● **TASK OBJECTIVE**
Your task is to copy the material exactly.

BEGIN SUPPLIED MATERIAL

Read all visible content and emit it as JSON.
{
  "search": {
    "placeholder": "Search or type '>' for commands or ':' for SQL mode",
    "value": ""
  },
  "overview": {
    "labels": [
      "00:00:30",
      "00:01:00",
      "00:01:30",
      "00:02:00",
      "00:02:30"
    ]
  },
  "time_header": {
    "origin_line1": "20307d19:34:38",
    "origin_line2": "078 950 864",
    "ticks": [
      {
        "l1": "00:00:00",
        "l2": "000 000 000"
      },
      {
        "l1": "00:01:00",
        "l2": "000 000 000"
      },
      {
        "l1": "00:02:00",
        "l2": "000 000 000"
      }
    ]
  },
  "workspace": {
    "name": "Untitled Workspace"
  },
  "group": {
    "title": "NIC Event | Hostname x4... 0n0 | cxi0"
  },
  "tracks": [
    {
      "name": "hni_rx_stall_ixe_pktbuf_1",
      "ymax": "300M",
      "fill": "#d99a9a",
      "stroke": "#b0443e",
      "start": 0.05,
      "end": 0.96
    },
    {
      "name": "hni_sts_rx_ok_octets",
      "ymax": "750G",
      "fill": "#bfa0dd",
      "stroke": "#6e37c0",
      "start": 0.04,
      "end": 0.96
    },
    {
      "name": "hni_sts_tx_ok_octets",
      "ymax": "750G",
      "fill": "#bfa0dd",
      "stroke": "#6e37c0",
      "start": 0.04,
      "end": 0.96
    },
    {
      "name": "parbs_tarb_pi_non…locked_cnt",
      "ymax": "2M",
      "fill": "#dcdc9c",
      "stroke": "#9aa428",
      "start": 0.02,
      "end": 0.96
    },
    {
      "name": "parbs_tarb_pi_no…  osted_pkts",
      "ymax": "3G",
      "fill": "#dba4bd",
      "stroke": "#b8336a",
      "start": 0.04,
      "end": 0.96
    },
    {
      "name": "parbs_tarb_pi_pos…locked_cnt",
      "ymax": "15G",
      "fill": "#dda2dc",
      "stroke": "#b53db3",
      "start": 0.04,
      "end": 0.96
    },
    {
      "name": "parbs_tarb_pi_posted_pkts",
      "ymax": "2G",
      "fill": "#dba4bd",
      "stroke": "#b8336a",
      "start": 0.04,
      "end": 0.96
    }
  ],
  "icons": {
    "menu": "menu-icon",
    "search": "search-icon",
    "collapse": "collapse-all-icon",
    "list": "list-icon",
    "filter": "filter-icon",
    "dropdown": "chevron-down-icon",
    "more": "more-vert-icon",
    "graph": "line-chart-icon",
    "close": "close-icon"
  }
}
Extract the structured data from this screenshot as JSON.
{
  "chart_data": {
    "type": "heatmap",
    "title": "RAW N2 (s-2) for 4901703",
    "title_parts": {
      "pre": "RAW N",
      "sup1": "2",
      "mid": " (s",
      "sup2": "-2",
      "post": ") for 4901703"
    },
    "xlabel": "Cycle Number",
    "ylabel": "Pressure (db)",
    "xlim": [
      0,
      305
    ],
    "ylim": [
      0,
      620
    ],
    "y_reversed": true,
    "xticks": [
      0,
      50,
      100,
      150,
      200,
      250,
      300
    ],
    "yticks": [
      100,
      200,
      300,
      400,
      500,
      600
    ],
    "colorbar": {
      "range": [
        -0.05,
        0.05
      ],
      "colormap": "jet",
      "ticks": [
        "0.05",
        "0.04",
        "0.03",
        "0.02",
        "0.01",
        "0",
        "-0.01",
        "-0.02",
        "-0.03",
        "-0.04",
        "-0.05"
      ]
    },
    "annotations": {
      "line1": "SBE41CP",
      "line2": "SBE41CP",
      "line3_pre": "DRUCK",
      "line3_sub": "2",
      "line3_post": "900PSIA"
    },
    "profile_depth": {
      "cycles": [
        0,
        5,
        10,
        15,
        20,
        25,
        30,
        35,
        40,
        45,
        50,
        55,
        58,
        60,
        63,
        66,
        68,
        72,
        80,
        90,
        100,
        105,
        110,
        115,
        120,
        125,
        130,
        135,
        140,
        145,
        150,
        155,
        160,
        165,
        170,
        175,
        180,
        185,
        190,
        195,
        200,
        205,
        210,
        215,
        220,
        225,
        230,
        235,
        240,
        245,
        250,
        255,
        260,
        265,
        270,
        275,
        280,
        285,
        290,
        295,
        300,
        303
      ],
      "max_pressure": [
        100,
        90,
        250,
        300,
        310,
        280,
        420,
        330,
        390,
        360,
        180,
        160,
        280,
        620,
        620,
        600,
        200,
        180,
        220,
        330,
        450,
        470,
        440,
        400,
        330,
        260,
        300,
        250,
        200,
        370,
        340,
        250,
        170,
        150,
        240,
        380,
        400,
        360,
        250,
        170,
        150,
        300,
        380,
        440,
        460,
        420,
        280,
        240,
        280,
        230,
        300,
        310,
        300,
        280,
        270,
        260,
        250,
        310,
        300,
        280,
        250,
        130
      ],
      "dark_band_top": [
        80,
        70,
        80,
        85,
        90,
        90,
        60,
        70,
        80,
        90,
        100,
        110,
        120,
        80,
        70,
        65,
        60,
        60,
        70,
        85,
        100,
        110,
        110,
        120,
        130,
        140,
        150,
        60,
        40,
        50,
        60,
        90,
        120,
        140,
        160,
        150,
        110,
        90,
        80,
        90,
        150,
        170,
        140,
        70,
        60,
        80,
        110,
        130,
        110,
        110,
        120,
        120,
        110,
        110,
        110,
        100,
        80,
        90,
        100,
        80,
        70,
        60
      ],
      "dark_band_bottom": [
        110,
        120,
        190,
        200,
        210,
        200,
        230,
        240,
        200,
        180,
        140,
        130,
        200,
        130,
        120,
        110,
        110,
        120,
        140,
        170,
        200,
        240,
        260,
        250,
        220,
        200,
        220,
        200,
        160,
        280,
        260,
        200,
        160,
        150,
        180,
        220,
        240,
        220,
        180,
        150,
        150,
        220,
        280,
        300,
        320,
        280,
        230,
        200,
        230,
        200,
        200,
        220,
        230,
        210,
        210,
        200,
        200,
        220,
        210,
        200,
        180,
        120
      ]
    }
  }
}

END SUPPLIED MATERIAL

● **SOLUTION BELOW**
Read all visible content and emit it as JSON.
{
  "search": {
    "placeholder": "Search or type '>' for commands or ':' for SQL mode",
    "value": ""
  },
  "overview": {
    "labels": [
      "00:00:30",
      "00:01:00",
      "00:01:30",
      "00:02:00",
      "00:02:30"
    ]
  },
  "time_header": {
    "origin_line1": "20307d19:34:38",
    "origin_line2": "078 950 864",
    "ticks": [
      {
        "l1": "00:00:00",
        "l2": "000 000 000"
      },
      {
        "l1": "00:01:00",
        "l2": "000 000 000"
      },
      {
        "l1": "00:02:00",
        "l2": "000 000 000"
      }
    ]
  },
  "workspace": {
    "name": "Untitled Workspace"
  },
  "group": {
    "title": "NIC Event | Hostname x4... 0n0 | cxi0"
  },
  "tracks": [
    {
      "name": "hni_rx_stall_ixe_pktbuf_1",
      "ymax": "300M",
      "fill": "#d99a9a",
      "stroke": "#b0443e",
      "start": 0.05,
      "end": 0.96
    },
    {
      "name": "hni_sts_rx_ok_octets",
      "ymax": "750G",
      "fill": "#bfa0dd",
      "stroke": "#6e37c0",
      "start": 0.04,
      "end": 0.96
    },
    {
      "name": "hni_sts_tx_ok_octets",
      "ymax": "750G",
      "fill": "#bfa0dd",
      "stroke": "#6e37c0",
      "start": 0.04,
      "end": 0.96
    },
    {
      "name": "parbs_tarb_pi_non…locked_cnt",
      "ymax": "2M",
      "fill": "#dcdc9c",
      "stroke": "#9aa428",
      "start": 0.02,
      "end": 0.96
    },
    {
      "name": "parbs_tarb_pi_no…  osted_pkts",
      "ymax": "3G",
      "fill": "#dba4bd",
      "stroke": "#b8336a",
      "start": 0.04,
      "end": 0.96
    },
    {
      "name": "parbs_tarb_pi_pos…locked_cnt",
      "ymax": "15G",
      "fill": "#dda2dc",
      "stroke": "#b53db3",
      "start": 0.04,
      "end": 0.96
    },
    {
      "name": "parbs_tarb_pi_posted_pkts",
      "ymax": "2G",
      "fill": "#dba4bd",
      "stroke": "#b8336a",
      "start": 0.04,
      "end": 0.96
    }
  ],
  "icons": {
    "menu": "menu-icon",
    "search": "search-icon",
    "collapse": "collapse-all-icon",
    "list": "list-icon",
    "filter": "filter-icon",
    "dropdown": "chevron-down-icon",
    "more": "more-vert-icon",
    "graph": "line-chart-icon",
    "close": "close-icon"
  }
}
Extract the structured data from this screenshot as JSON.
{
  "chart_data": {
    "type": "heatmap",
    "title": "RAW N2 (s-2) for 4901703",
    "title_parts": {
      "pre": "RAW N",
      "sup1": "2",
      "mid": " (s",
      "sup2": "-2",
      "post": ") for 4901703"
    },
    "xlabel": "Cycle Number",
    "ylabel": "Pressure (db)",
    "xlim": [
      0,
      305
    ],
    "ylim": [
      0,
      620
    ],
    "y_reversed": true,
    "xticks": [
      0,
      50,
      100,
      150,
      200,
      250,
      300
    ],
    "yticks": [
      100,
      200,
      300,
      400,
      500,
      600
    ],
    "colorbar": {
      "range": [
        -0.05,
        0.05
      ],
      "colormap": "jet",
      "ticks": [
        "0.05",
        "0.04",
        "0.03",
        "0.02",
        "0.01",
        "0",
        "-0.01",
        "-0.02",
        "-0.03",
        "-0.04",
        "-0.05"
      ]
    },
    "annotations": {
      "line1": "SBE41CP",
      "line2": "SBE41CP",
      "line3_pre": "DRUCK",
      "line3_sub": "2",
      "line3_post": "900PSIA"
    },
    "profile_depth": {
      "cycles": [
        0,
        5,
        10,
        15,
        20,
        25,
        30,
        35,
        40,
        45,
        50,
        55,
        58,
        60,
        63,
        66,
        68,
        72,
        80,
        90,
        100,
        105,
        110,
        115,
        120,
        125,
        130,
        135,
        140,
        145,
        150,
        155,
        160,
        165,
        170,
        175,
        180,
        185,
        190,
        195,
        200,
        205,
        210,
        215,
        220,
        225,
        230,
        235,
        240,
        245,
        250,
        255,
        260,
        265,
        270,
        275,
        280,
        285,
        290,
        295,
        300,
        303
      ],
      "max_pressure": [
        100,
        90,
        250,
        300,
        310,
        280,
        420,
        330,
        390,
        360,
        180,
        160,
        280,
        620,
        620,
        600,
        200,
        180,
        220,
        330,
        450,
        470,
        440,
        400,
        330,
        260,
        300,
        250,
        200,
        370,
        340,
        250,
        170,
        150,
        240,
        380,
        400,
        360,
        250,
        170,
        150,
        300,
        380,
        440,
        460,
        420,
        280,
        240,
        280,
        230,
        300,
        310,
        300,
        280,
        270,
        260,
        250,
        310,
        300,
        280,
        250,
        130
      ],
      "dark_band_top": [
        80,
        70,
        80,
        85,
        90,
        90,
        60,
        70,
        80,
        90,
        100,
        110,
        120,
        80,
        70,
        65,
        60,
        60,
        70,
        85,
        100,
        110,
        110,
        120,
        130,
        140,
        150,
        60,
        40,
        50,
        60,
        90,
        120,
        140,
        160,
        150,
        110,
        90,
        80,
        90,
        150,
        170,
        140,
        70,
        60,
        80,
        110,
        130,
        110,
        110,
        120,
        120,
        110,
        110,
        110,
        100,
        80,
        90,
        100,
        80,
        70,
        60
      ],
      "dark_band_bottom": [
        110,
        120,
        190,
        200,
        210,
        200,
        230,
        240,
        200,
        180,
        140,
        130,
        200,
        130,
        120,
        110,
        110,
        120,
        140,
        170,
        200,
        240,
        260,
        250,
        220,
        200,
        220,
        200,
        160,
        280,
        260,
        200,
        160,
        150,
        180,
        220,
        240,
        220,
        180,
        150,
        150,
        220,
        280,
        300,
        320,
        280,
        230,
        200,
        230,
        200,
        200,
        220,
        230,
        210,
        210,
        200,
        200,
        220,
        210,
        200,
        180,
        120
      ]
    }
  }
}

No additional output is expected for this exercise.